Tally the lines containing the word "источникам" and give the total alone.

— Start Data supplied —

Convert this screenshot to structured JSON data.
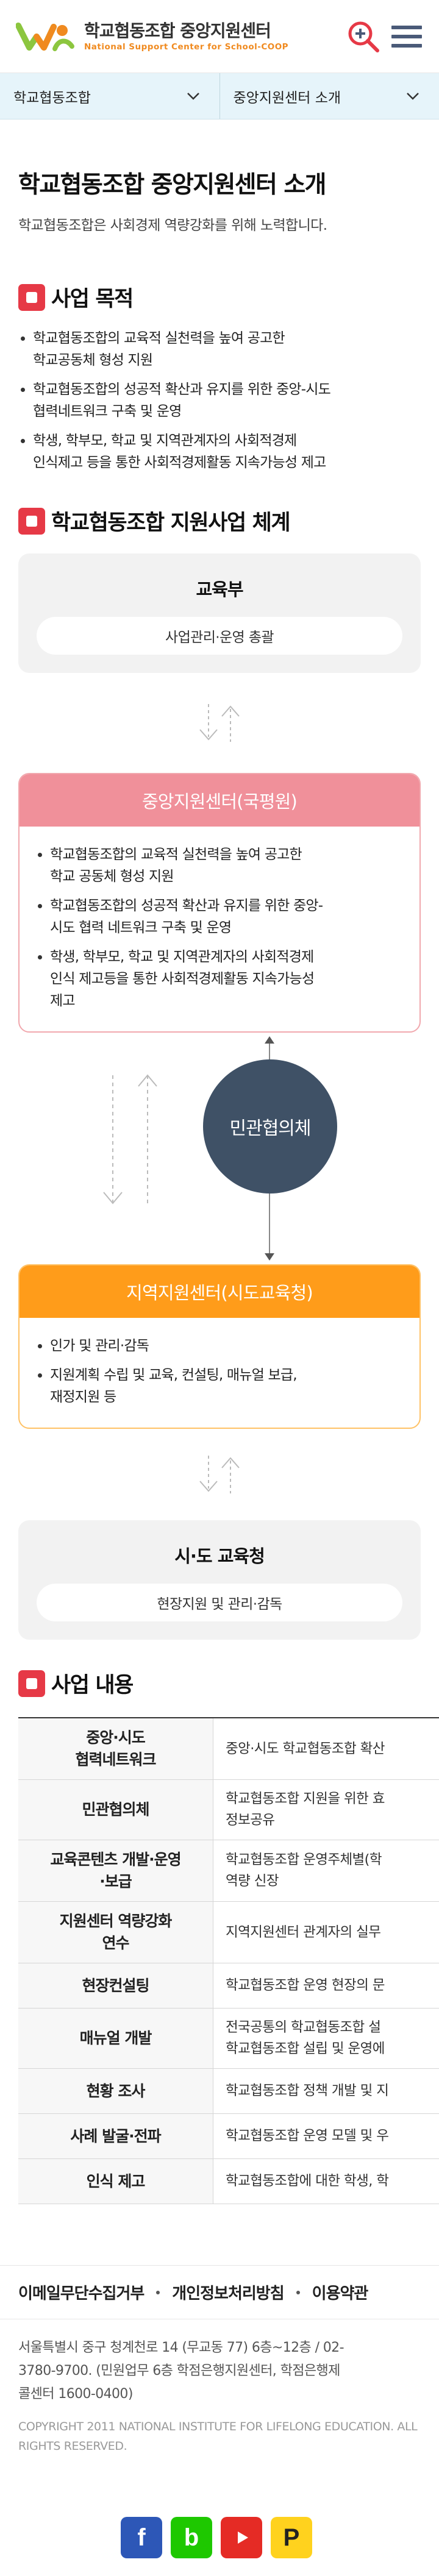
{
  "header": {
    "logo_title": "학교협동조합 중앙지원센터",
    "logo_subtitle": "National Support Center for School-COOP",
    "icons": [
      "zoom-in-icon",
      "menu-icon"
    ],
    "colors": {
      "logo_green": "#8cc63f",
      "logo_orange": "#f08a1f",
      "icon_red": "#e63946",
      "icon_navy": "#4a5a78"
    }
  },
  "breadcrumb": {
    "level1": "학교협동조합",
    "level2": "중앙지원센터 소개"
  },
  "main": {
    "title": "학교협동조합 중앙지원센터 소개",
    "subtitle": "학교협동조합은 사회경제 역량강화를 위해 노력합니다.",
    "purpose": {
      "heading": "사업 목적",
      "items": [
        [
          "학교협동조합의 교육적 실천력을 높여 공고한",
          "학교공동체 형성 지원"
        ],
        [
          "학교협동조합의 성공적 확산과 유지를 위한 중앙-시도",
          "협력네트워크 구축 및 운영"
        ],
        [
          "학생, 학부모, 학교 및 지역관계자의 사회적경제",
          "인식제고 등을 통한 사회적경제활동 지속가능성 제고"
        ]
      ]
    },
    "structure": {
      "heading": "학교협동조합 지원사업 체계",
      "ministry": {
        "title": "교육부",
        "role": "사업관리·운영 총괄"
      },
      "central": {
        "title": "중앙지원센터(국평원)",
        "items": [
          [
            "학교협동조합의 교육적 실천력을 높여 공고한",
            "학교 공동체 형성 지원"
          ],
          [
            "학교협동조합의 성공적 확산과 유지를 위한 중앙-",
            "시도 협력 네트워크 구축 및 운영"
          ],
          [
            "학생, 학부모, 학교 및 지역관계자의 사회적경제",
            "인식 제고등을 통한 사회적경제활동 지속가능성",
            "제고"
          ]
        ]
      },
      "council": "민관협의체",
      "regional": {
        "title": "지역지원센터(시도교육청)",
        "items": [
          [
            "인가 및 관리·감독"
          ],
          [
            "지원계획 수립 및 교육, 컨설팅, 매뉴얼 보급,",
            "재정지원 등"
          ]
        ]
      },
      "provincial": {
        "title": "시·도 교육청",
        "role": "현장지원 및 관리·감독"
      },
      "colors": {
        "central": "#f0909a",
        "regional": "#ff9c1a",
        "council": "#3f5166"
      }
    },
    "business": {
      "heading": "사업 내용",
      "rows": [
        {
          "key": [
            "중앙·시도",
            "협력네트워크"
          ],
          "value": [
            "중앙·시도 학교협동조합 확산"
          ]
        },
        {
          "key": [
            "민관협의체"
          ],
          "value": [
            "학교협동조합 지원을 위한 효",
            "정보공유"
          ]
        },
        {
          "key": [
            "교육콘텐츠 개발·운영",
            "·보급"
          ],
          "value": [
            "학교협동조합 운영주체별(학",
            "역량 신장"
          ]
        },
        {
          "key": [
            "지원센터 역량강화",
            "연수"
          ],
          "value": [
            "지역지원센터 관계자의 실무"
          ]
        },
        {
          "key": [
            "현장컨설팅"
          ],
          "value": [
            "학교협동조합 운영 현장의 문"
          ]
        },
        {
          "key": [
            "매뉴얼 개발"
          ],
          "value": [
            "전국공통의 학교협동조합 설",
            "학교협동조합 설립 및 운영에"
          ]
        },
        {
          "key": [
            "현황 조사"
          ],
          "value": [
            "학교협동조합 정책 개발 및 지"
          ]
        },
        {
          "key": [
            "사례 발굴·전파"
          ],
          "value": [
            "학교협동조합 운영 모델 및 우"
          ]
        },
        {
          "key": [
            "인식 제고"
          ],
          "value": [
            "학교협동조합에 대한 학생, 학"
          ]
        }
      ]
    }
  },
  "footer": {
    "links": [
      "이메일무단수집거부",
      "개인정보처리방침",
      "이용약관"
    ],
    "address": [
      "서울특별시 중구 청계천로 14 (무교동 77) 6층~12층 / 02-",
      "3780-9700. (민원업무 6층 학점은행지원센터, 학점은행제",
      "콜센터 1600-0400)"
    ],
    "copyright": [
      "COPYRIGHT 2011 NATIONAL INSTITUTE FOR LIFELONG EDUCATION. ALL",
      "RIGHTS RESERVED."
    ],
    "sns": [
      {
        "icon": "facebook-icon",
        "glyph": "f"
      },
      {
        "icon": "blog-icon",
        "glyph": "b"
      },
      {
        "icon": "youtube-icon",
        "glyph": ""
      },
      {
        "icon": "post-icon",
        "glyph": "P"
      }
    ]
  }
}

— End Data supplied —
— Start Data supplied —

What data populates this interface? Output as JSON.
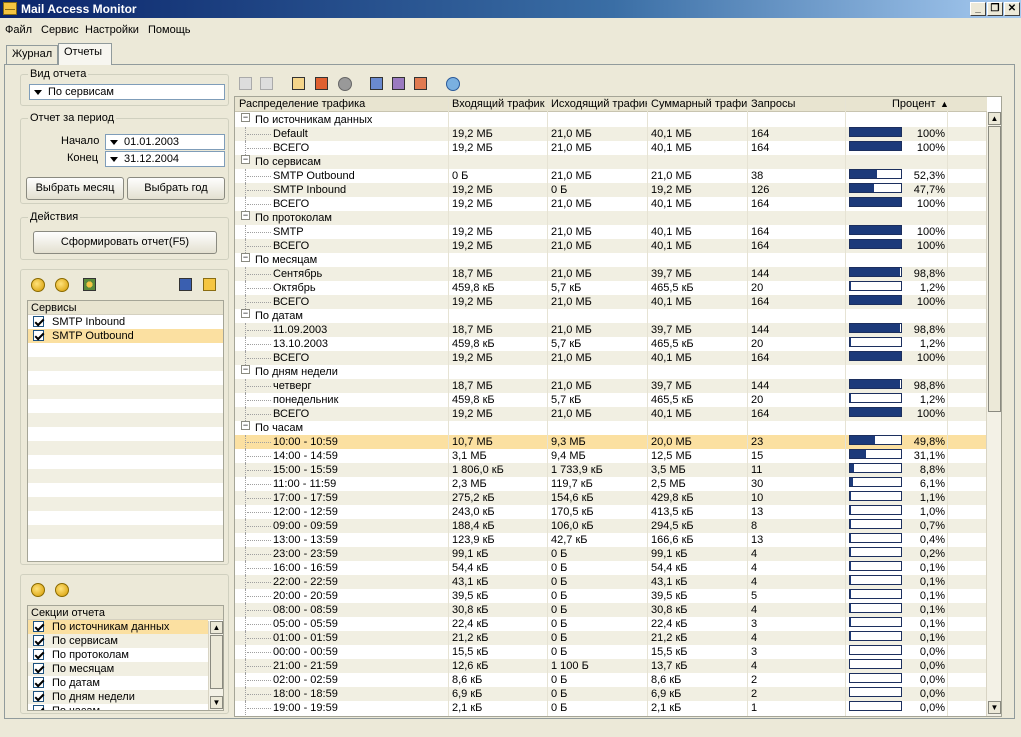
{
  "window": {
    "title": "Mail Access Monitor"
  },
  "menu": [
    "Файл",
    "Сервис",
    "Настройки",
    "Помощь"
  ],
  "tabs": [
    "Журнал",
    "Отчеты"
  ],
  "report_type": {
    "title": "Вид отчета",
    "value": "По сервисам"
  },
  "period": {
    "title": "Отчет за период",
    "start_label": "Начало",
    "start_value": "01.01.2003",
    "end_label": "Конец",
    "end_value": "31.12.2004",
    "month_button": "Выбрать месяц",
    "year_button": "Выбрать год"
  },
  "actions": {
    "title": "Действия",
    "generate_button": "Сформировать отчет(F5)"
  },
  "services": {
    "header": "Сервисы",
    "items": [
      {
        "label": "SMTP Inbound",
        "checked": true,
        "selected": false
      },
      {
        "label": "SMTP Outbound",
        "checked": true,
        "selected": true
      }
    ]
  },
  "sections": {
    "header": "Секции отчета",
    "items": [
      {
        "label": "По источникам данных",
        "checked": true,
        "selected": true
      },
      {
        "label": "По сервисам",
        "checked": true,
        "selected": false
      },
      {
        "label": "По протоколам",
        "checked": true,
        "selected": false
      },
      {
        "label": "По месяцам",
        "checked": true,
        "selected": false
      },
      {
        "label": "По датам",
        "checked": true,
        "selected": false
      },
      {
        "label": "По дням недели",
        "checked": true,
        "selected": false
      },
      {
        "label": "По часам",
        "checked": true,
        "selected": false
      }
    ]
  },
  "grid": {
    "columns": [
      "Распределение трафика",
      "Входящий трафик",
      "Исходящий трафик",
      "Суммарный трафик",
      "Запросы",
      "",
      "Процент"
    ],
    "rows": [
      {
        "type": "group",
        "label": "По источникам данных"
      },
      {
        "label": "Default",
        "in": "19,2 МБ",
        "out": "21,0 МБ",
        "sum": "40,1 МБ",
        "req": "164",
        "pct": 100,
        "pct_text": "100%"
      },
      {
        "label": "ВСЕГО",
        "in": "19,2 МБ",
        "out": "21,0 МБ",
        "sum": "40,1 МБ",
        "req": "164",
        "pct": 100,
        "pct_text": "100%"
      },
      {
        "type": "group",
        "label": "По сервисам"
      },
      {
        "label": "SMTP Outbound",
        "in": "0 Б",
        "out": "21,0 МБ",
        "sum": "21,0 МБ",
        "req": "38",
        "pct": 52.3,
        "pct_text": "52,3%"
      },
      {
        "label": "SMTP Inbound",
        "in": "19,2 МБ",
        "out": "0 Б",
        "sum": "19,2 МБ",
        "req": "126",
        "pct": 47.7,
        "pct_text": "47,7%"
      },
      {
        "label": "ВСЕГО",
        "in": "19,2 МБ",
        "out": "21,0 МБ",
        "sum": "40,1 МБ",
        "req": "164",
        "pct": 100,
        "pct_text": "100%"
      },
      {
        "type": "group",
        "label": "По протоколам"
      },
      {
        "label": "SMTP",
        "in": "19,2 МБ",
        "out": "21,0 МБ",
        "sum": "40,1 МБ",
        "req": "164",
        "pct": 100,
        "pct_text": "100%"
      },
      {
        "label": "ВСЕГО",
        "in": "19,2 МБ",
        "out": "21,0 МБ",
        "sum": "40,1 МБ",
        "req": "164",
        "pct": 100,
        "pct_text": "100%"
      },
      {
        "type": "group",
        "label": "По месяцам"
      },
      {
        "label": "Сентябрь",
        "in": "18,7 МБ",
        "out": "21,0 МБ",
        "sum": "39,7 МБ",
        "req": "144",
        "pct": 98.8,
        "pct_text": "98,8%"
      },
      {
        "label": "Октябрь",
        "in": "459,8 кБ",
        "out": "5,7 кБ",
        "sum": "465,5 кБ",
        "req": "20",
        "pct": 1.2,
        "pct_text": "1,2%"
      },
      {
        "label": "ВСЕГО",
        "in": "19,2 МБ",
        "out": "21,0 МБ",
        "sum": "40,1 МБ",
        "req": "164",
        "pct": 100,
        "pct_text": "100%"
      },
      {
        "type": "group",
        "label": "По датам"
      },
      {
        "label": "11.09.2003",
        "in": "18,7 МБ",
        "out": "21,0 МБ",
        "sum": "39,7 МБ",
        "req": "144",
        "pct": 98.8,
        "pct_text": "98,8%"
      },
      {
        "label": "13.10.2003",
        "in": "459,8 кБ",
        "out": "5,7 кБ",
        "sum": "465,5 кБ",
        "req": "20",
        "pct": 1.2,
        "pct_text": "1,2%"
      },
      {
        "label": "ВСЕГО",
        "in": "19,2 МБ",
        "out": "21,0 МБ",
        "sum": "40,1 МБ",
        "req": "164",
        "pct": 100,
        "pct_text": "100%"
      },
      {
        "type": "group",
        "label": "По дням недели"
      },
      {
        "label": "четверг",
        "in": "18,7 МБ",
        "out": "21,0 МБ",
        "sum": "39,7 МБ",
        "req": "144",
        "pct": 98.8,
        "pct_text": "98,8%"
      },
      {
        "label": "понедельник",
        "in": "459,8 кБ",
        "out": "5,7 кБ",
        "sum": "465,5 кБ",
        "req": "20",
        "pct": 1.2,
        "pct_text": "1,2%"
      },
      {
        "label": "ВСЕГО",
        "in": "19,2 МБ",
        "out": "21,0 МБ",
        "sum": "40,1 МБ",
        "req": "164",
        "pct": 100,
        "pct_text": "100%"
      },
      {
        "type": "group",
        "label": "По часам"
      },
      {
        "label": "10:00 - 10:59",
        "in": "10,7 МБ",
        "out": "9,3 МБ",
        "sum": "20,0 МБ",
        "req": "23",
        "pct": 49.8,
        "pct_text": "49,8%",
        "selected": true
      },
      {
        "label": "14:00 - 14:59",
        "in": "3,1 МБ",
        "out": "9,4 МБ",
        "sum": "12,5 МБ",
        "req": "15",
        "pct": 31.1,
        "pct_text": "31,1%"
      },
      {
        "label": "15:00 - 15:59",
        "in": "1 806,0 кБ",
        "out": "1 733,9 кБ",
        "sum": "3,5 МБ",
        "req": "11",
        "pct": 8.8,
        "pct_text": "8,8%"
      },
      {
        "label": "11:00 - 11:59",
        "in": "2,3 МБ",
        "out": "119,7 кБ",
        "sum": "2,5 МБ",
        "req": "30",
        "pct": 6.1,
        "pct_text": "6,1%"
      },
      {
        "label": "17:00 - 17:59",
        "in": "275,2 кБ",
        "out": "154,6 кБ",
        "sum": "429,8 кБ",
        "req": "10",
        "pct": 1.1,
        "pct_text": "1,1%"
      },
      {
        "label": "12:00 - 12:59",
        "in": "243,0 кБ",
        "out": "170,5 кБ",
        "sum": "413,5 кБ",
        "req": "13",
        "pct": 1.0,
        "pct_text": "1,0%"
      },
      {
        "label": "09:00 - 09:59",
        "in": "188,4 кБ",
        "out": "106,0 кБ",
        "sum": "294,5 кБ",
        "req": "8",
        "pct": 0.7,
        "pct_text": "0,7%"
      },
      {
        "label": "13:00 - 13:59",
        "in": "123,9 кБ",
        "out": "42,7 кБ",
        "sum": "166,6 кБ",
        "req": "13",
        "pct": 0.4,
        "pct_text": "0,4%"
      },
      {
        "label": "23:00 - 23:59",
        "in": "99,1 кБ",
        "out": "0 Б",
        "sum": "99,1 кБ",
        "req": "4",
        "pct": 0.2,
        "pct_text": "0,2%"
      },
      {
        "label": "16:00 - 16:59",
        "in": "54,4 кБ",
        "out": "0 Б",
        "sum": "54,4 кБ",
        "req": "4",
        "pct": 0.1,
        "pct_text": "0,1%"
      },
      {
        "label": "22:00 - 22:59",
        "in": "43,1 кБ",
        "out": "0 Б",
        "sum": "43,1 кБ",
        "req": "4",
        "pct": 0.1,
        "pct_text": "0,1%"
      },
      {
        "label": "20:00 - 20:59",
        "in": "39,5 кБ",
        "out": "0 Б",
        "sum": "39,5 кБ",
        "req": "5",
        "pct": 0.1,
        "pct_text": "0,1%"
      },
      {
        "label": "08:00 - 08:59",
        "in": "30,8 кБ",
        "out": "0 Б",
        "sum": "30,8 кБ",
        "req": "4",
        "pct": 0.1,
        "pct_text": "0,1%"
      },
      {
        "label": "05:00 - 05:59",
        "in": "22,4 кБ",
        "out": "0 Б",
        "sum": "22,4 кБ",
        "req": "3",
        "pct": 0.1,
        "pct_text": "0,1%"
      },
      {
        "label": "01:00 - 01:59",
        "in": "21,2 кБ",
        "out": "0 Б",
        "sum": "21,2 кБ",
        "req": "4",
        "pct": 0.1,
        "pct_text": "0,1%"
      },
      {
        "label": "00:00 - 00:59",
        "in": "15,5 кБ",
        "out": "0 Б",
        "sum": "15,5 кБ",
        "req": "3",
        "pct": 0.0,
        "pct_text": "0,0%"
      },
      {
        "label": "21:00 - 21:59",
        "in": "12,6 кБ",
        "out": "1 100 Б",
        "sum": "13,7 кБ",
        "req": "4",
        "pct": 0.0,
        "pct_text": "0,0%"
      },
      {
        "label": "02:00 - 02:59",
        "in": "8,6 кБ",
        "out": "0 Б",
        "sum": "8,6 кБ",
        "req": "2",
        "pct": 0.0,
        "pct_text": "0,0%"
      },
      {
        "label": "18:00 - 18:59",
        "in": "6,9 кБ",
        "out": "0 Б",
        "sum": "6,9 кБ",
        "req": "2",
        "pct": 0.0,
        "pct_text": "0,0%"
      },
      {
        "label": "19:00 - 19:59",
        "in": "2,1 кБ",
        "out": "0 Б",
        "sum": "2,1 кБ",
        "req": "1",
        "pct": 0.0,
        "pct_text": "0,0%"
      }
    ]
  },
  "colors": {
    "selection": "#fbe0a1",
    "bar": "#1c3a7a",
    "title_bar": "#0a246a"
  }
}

— End Data supplied —

Solution to this exercise – 2